[start of Given data]

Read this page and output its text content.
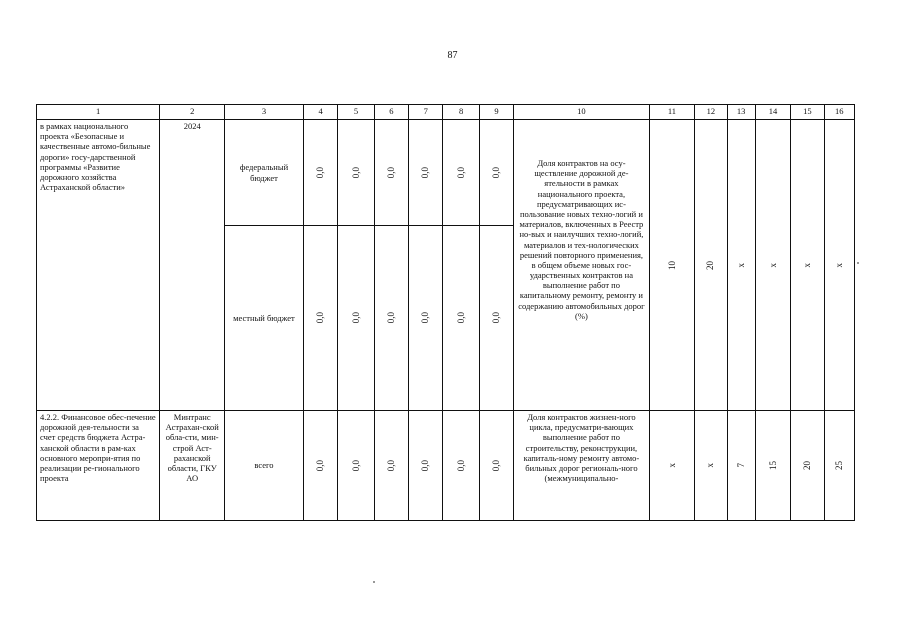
87
1	2	3	4	5	6	7	8	9	10	11	12	13	14	15	16
в рамках национального проекта «Безопасные и качественные автомо-бильные дороги» госу-дарственной программы «Развитие дорожного хозяйства Астраханской области»	2024	федеральный бюджет	0,0	0,0	0,0	0,0	0,0	0,0	Доля контрактов на осу-ществление дорожной де-ятельности в рамках национального проекта, предусматривающих ис-пользование новых техно-логий и материалов, включенных в Реестр но-вых и наилучших техно-логий, материалов и тех-нологических решений повторного применения, в общем объеме новых гос-ударственных контрактов на выполнение работ по капитальному ремонту, ремонту и содержанию автомобильных дорог (%)	10	20	x	x	x	x

		местный бюджет	0,0	0,0	0,0	0,0	0,0	0,0							

4.2.2. Финансовое обес-печение дорожной дея-тельности за счет средств бюджета Астра-ханской области в рам-ках основного меропри-ятия по реализации ре-гионального проекта	Минтранс Астрахан-ской обла-сти, мин-строй Аст-раханской области, ГКУ АО	всего	0,0	0,0	0,0	0,0	0,0	0,0	Доля контрактов жизнен-ного цикла, предусматри-вающих выполнение работ по строительству, реконструкции, капиталь-ному ремонту автомо-бильных дорог региональ-ного (межмуниципально-	x	x	7	15	20	25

[end of Given data]

Do this - All the lines above are to be reproduced exactly, except the pictures.

Output for this exercise -
Read this page and output its text content.
87
1	2	3	4	5	6	7	8	9	10	11	12	13	14	15	16
в рамках национального проекта «Безопасные и качественные автомо-бильные дороги» госу-дарственной программы «Развитие дорожного хозяйства Астраханской области»	2024	федеральный бюджет	0,0	0,0	0,0	0,0	0,0	0,0	Доля контрактов на осу-ществление дорожной де-ятельности в рамках национального проекта, предусматривающих ис-пользование новых техно-логий и материалов, включенных в Реестр но-вых и наилучших техно-логий, материалов и тех-нологических решений повторного применения, в общем объеме новых гос-ударственных контрактов на выполнение работ по капитальному ремонту, ремонту и содержанию автомобильных дорог (%)	10	20	x	x	x	x

		местный бюджет	0,0	0,0	0,0	0,0	0,0	0,0							

4.2.2. Финансовое обес-печение дорожной дея-тельности за счет средств бюджета Астра-ханской области в рам-ках основного меропри-ятия по реализации ре-гионального проекта	Минтранс Астрахан-ской обла-сти, мин-строй Аст-раханской области, ГКУ АО	всего	0,0	0,0	0,0	0,0	0,0	0,0	Доля контрактов жизнен-ного цикла, предусматри-вающих выполнение работ по строительству, реконструкции, капиталь-ному ремонту автомо-бильных дорог региональ-ного (межмуниципально-	x	x	7	15	20	25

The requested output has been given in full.